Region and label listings
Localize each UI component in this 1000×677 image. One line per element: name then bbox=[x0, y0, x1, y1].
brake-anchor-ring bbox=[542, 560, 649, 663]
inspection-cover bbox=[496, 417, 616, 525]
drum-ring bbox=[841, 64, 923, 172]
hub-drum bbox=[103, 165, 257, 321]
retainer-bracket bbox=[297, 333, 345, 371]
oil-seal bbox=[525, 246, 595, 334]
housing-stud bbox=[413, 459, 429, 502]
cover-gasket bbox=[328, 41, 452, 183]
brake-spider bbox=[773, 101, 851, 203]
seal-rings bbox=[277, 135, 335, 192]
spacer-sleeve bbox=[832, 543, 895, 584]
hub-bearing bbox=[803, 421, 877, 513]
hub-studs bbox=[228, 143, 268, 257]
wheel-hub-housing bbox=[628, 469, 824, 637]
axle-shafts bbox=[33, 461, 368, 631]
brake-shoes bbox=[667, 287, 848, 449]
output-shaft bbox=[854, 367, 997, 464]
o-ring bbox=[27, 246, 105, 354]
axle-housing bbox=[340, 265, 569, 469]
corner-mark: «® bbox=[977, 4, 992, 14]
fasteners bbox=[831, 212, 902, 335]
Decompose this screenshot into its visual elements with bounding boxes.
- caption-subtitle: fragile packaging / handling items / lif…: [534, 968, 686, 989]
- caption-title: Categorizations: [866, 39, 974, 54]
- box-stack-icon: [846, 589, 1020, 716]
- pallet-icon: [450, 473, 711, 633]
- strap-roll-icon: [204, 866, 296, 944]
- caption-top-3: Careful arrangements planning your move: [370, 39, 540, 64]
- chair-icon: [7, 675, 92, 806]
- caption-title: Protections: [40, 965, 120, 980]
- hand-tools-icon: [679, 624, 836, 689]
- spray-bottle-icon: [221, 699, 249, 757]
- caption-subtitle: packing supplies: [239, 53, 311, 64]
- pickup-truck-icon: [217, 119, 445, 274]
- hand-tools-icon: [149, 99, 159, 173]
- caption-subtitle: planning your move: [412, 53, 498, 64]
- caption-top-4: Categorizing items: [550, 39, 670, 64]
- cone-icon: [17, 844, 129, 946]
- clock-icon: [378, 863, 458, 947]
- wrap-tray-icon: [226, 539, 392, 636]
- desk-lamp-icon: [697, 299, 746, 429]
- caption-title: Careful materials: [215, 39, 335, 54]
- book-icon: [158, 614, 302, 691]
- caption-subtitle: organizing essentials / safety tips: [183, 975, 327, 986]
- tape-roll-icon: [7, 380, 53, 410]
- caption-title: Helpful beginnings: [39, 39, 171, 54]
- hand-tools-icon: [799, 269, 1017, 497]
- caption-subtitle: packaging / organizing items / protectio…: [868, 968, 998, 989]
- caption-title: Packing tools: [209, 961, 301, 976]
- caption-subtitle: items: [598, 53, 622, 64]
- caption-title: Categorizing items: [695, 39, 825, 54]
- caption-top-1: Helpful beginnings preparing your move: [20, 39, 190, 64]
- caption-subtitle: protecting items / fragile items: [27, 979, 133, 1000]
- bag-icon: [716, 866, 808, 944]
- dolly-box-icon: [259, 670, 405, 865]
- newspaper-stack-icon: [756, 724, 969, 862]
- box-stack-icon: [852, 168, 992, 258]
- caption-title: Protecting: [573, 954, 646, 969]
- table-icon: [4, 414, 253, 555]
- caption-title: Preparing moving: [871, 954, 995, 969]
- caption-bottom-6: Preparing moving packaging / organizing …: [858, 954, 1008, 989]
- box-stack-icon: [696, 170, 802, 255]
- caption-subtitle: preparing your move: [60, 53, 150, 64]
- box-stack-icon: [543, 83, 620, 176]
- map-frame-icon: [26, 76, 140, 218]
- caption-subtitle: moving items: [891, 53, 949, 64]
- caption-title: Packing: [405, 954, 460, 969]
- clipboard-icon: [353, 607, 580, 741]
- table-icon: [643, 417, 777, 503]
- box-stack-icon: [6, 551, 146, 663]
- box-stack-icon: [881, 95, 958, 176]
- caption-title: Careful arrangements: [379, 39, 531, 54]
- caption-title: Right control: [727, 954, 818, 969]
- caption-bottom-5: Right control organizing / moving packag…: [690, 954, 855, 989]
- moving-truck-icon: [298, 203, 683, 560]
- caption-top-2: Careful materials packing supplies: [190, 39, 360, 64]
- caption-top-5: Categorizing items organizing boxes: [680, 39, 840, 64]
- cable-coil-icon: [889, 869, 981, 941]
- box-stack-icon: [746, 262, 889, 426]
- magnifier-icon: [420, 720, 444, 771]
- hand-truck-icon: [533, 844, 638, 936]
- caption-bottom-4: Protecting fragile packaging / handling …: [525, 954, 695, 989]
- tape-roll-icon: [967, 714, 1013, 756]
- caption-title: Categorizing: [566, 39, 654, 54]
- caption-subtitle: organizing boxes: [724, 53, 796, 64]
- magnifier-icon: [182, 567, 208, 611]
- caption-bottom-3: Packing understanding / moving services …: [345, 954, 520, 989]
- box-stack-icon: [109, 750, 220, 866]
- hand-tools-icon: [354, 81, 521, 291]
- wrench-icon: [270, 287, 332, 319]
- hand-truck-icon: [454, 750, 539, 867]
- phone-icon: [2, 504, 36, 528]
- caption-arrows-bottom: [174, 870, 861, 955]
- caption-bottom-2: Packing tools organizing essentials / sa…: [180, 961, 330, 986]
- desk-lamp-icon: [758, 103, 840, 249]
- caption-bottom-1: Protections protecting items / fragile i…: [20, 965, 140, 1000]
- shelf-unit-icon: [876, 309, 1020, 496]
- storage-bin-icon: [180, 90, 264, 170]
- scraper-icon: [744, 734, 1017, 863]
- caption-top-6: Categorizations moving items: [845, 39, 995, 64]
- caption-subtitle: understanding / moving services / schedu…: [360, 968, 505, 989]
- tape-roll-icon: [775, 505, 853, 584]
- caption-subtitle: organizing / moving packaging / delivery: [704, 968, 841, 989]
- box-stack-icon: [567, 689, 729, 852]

### Problem to solve
Substitute "tool-set-icon" for every occurrence of "hand-tools-icon" in the listings above, and reproduce them in full with nothing else altered.

### Correct response
Localize each UI component in this 1000×677 image. One line per element: name then bbox=[x0, y0, x1, y1].
brake-anchor-ring bbox=[542, 560, 649, 663]
inspection-cover bbox=[496, 417, 616, 525]
drum-ring bbox=[841, 64, 923, 172]
hub-drum bbox=[103, 165, 257, 321]
retainer-bracket bbox=[297, 333, 345, 371]
oil-seal bbox=[525, 246, 595, 334]
housing-stud bbox=[413, 459, 429, 502]
cover-gasket bbox=[328, 41, 452, 183]
brake-spider bbox=[773, 101, 851, 203]
seal-rings bbox=[277, 135, 335, 192]
spacer-sleeve bbox=[832, 543, 895, 584]
hub-bearing bbox=[803, 421, 877, 513]
hub-studs bbox=[228, 143, 268, 257]
wheel-hub-housing bbox=[628, 469, 824, 637]
axle-shafts bbox=[33, 461, 368, 631]
brake-shoes bbox=[667, 287, 848, 449]
output-shaft bbox=[854, 367, 997, 464]
o-ring bbox=[27, 246, 105, 354]
axle-housing bbox=[340, 265, 569, 469]
corner-mark: «® bbox=[977, 4, 992, 14]
fasteners bbox=[831, 212, 902, 335]
Decompose this screenshot into its visual elements with bounding boxes.
- caption-subtitle: fragile packaging / handling items / lif…: [534, 968, 686, 989]
- caption-title: Categorizations: [866, 39, 974, 54]
- box-stack-icon: [846, 589, 1020, 716]
- pallet-icon: [450, 473, 711, 633]
- strap-roll-icon: [204, 866, 296, 944]
- caption-top-3: Careful arrangements planning your move: [370, 39, 540, 64]
- chair-icon: [7, 675, 92, 806]
- caption-title: Protections: [40, 965, 120, 980]
- tool-set-icon: [679, 624, 836, 689]
- spray-bottle-icon: [221, 699, 249, 757]
- caption-subtitle: packing supplies: [239, 53, 311, 64]
- pickup-truck-icon: [217, 119, 445, 274]
- tool-set-icon: [149, 99, 159, 173]
- caption-subtitle: planning your move: [412, 53, 498, 64]
- caption-top-4: Categorizing items: [550, 39, 670, 64]
- cone-icon: [17, 844, 129, 946]
- clock-icon: [378, 863, 458, 947]
- wrap-tray-icon: [226, 539, 392, 636]
- desk-lamp-icon: [697, 299, 746, 429]
- caption-title: Careful materials: [215, 39, 335, 54]
- book-icon: [158, 614, 302, 691]
- caption-subtitle: organizing essentials / safety tips: [183, 975, 327, 986]
- tape-roll-icon: [7, 380, 53, 410]
- caption-title: Helpful beginnings: [39, 39, 171, 54]
- tool-set-icon: [799, 269, 1017, 497]
- caption-subtitle: packaging / organizing items / protectio…: [868, 968, 998, 989]
- caption-title: Packing tools: [209, 961, 301, 976]
- caption-subtitle: items: [598, 53, 622, 64]
- caption-title: Categorizing items: [695, 39, 825, 54]
- caption-top-1: Helpful beginnings preparing your move: [20, 39, 190, 64]
- caption-subtitle: protecting items / fragile items: [27, 979, 133, 1000]
- bag-icon: [716, 866, 808, 944]
- dolly-box-icon: [259, 670, 405, 865]
- newspaper-stack-icon: [756, 724, 969, 862]
- box-stack-icon: [852, 168, 992, 258]
- caption-title: Protecting: [573, 954, 646, 969]
- table-icon: [4, 414, 253, 555]
- caption-title: Preparing moving: [871, 954, 995, 969]
- caption-bottom-6: Preparing moving packaging / organizing …: [858, 954, 1008, 989]
- box-stack-icon: [696, 170, 802, 255]
- caption-subtitle: preparing your move: [60, 53, 150, 64]
- box-stack-icon: [543, 83, 620, 176]
- map-frame-icon: [26, 76, 140, 218]
- caption-subtitle: moving items: [891, 53, 949, 64]
- caption-title: Packing: [405, 954, 460, 969]
- clipboard-icon: [353, 607, 580, 741]
- table-icon: [643, 417, 777, 503]
- box-stack-icon: [6, 551, 146, 663]
- box-stack-icon: [881, 95, 958, 176]
- caption-title: Careful arrangements: [379, 39, 531, 54]
- caption-title: Right control: [727, 954, 818, 969]
- caption-bottom-5: Right control organizing / moving packag…: [690, 954, 855, 989]
- moving-truck-icon: [298, 203, 683, 560]
- caption-top-2: Careful materials packing supplies: [190, 39, 360, 64]
- caption-top-5: Categorizing items organizing boxes: [680, 39, 840, 64]
- cable-coil-icon: [889, 869, 981, 941]
- box-stack-icon: [746, 262, 889, 426]
- magnifier-icon: [420, 720, 444, 771]
- hand-truck-icon: [533, 844, 638, 936]
- caption-bottom-4: Protecting fragile packaging / handling …: [525, 954, 695, 989]
- tape-roll-icon: [967, 714, 1013, 756]
- caption-title: Categorizing: [566, 39, 654, 54]
- caption-subtitle: organizing boxes: [724, 53, 796, 64]
- magnifier-icon: [182, 567, 208, 611]
- caption-bottom-3: Packing understanding / moving services …: [345, 954, 520, 989]
- box-stack-icon: [109, 750, 220, 866]
- tool-set-icon: [354, 81, 521, 291]
- wrench-icon: [270, 287, 332, 319]
- hand-truck-icon: [454, 750, 539, 867]
- phone-icon: [2, 504, 36, 528]
- caption-arrows-bottom: [174, 870, 861, 955]
- caption-bottom-2: Packing tools organizing essentials / sa…: [180, 961, 330, 986]
- desk-lamp-icon: [758, 103, 840, 249]
- caption-bottom-1: Protections protecting items / fragile i…: [20, 965, 140, 1000]
- shelf-unit-icon: [876, 309, 1020, 496]
- storage-bin-icon: [180, 90, 264, 170]
- scraper-icon: [744, 734, 1017, 863]
- caption-top-6: Categorizations moving items: [845, 39, 995, 64]
- caption-subtitle: understanding / moving services / schedu…: [360, 968, 505, 989]
- tape-roll-icon: [775, 505, 853, 584]
- caption-subtitle: organizing / moving packaging / delivery: [704, 968, 841, 989]
- box-stack-icon: [567, 689, 729, 852]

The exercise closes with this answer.